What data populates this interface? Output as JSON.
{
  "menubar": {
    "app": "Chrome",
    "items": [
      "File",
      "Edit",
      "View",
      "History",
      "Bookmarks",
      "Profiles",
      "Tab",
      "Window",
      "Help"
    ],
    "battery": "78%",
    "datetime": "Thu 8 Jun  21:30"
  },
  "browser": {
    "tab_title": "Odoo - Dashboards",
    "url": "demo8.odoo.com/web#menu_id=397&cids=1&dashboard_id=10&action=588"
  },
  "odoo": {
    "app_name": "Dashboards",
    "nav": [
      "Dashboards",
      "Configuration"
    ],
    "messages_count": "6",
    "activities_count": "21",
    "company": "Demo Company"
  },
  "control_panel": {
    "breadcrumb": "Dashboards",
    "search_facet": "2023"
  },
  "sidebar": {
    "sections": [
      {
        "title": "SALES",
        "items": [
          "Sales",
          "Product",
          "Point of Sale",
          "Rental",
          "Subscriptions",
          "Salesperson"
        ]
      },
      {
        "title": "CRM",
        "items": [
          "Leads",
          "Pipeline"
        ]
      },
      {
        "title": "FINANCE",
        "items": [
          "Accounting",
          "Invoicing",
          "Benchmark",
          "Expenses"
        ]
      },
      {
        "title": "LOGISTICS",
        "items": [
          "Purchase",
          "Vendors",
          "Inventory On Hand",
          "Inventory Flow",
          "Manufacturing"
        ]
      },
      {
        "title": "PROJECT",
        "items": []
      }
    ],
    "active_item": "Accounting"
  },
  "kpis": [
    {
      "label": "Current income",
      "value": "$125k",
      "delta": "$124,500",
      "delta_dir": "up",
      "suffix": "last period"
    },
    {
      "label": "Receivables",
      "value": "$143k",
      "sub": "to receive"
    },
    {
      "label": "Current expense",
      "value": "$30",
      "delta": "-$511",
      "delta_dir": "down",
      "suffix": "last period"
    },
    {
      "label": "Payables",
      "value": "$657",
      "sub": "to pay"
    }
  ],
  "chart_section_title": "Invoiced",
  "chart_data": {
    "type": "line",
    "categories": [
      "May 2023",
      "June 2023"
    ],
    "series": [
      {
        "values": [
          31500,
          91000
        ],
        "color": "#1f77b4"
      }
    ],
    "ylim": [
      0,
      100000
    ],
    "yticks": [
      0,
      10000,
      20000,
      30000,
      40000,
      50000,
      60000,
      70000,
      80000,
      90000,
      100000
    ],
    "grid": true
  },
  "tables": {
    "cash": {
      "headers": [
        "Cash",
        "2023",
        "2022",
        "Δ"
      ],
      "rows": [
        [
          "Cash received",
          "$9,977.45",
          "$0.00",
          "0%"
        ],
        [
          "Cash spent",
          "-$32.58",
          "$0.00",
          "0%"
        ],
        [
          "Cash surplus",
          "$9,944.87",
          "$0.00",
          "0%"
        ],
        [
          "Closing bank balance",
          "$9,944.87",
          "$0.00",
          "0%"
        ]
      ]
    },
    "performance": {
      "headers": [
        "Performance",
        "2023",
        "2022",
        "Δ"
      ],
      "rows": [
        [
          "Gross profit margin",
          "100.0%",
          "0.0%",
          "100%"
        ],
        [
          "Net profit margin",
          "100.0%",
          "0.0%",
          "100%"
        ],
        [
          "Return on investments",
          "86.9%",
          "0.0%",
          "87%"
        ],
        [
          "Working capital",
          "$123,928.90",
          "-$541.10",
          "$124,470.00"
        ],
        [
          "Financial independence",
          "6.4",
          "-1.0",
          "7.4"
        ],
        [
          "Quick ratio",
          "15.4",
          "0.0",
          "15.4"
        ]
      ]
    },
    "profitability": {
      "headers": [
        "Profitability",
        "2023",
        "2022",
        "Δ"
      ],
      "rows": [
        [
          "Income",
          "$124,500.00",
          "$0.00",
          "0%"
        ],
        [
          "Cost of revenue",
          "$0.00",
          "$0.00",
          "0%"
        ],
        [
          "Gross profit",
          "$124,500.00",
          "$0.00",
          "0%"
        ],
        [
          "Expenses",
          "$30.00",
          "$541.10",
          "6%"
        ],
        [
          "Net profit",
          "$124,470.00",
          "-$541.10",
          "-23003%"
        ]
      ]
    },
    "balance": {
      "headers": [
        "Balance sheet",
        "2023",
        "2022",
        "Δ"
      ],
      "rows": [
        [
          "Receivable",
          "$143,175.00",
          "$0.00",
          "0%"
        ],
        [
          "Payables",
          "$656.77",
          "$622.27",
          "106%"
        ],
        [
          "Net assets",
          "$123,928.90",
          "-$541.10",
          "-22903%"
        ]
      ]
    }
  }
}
━━━━━━━━━━━━━━━━
- TASK TO CARRY OUT -
In the lines above, locate the string "Dashboards". Copy every line where it occurs.

- EXERCISE RESPONSE -
    "tab_title": "Odoo - Dashboards",
    "app_name": "Dashboards",
      "Dashboards",
    "breadcrumb": "Dashboards",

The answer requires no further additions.